Texte cité =
┄┄┄┄┄┄

Sans doute, puisque l’un et le multiple sont termes qui se nient et se détruisent, le point de départ et le but sont séparés l’un de l’autre par l’infini ; mais n’avons-nous pas, d’autre part, l’infini pour le combler ? Qui nous empêche de multiplier sans fin les intermédiaires entre les extrêmes ? L’évolution est continue, et la continuité a précisément pour but de masquer à chaque instant du progrès les plus petites différences, en créant de l’une à l’autre d’innombrables et insensibles transitions.

Telle est la donnée du devenir. Lorsqu’on a dépouillé cette hypothèse du luxe de métaphores destinées à la rendre populaire en assimilant au progrès de la vie individuelle le progrès général de la nature, lorsqu’on l’a ramenée à l’idée fondamentale d’où elle dérive, on se trouve en face d’une théorie proposée pour la première fois par le plus profond et aussi par le plus moderne des philosophes anciens, la théorie de l’acte et de la puissance d’Aristote.

┄┄┄┄┄┄

Éléments enregistrés du jeu de données:
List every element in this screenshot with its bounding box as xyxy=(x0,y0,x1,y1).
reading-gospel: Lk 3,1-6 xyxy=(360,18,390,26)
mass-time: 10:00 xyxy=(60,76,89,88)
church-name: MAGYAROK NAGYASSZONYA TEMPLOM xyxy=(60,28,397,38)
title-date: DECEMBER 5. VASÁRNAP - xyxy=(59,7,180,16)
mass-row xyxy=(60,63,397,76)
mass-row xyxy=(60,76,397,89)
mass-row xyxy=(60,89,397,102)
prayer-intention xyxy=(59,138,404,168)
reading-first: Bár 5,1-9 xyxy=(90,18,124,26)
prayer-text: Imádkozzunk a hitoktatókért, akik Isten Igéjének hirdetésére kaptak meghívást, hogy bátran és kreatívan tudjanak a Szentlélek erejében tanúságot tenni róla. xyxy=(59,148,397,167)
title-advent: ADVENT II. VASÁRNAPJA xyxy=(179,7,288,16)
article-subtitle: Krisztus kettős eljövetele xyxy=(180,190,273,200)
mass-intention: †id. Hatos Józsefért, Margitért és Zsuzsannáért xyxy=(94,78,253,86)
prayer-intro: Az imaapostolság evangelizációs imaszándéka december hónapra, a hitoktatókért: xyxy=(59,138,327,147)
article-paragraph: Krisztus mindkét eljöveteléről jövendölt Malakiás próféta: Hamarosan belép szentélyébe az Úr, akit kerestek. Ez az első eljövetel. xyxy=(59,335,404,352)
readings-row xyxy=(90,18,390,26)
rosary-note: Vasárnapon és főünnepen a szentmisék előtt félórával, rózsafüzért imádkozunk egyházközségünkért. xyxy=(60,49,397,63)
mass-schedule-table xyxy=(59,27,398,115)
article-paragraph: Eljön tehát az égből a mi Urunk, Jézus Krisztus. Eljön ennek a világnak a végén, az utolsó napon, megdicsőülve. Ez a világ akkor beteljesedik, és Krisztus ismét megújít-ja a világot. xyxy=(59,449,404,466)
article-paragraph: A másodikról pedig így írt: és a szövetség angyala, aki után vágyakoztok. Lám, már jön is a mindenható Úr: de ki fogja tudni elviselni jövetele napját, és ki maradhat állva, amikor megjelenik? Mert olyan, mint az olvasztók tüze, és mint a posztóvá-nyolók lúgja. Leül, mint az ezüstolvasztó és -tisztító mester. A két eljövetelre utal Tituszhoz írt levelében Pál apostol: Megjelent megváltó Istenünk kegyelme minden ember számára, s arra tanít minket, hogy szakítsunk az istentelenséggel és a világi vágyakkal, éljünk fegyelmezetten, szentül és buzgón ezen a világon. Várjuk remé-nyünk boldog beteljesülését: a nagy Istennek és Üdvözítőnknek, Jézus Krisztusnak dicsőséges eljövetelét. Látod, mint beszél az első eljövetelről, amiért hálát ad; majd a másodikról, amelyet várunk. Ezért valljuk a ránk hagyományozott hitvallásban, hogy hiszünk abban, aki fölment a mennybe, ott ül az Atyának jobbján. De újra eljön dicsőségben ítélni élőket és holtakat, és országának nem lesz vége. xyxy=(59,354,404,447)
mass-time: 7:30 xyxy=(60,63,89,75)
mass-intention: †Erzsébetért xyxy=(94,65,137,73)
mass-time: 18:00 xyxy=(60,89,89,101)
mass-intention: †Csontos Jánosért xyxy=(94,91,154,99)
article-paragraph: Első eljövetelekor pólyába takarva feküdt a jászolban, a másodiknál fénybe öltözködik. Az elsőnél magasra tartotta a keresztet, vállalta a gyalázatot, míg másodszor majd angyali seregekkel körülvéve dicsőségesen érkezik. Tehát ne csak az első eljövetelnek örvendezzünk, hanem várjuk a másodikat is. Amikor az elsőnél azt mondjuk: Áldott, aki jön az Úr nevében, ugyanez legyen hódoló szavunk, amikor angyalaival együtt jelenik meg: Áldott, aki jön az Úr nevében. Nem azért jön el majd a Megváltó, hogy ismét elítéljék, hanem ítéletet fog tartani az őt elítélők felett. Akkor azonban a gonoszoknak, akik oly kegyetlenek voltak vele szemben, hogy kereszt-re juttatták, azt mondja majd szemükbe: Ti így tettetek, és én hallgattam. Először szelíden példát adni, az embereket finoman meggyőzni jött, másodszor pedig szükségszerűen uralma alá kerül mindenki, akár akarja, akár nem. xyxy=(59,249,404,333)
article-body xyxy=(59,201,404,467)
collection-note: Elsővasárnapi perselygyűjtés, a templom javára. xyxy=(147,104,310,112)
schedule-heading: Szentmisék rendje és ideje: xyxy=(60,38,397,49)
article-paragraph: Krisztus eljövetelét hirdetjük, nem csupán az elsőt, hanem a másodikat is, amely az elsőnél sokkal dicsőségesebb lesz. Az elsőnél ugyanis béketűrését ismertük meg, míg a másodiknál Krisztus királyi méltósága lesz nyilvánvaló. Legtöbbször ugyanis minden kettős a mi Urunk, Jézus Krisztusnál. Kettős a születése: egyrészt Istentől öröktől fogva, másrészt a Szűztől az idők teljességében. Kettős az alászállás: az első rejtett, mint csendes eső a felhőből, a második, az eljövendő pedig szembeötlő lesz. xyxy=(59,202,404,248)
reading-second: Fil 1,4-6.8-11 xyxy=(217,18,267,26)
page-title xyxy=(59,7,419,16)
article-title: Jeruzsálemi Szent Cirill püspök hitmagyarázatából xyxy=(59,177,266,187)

┄┄┄┄┄┄

Exercice court = D'après le texte sur le devenir, à quelle théorie d'Aristote l'hypothèse du devenir se ramène-t-elle une fois dépouillée de ses métaphores ?

Exercice corrigé = À la théorie de l'acte et de la puissance.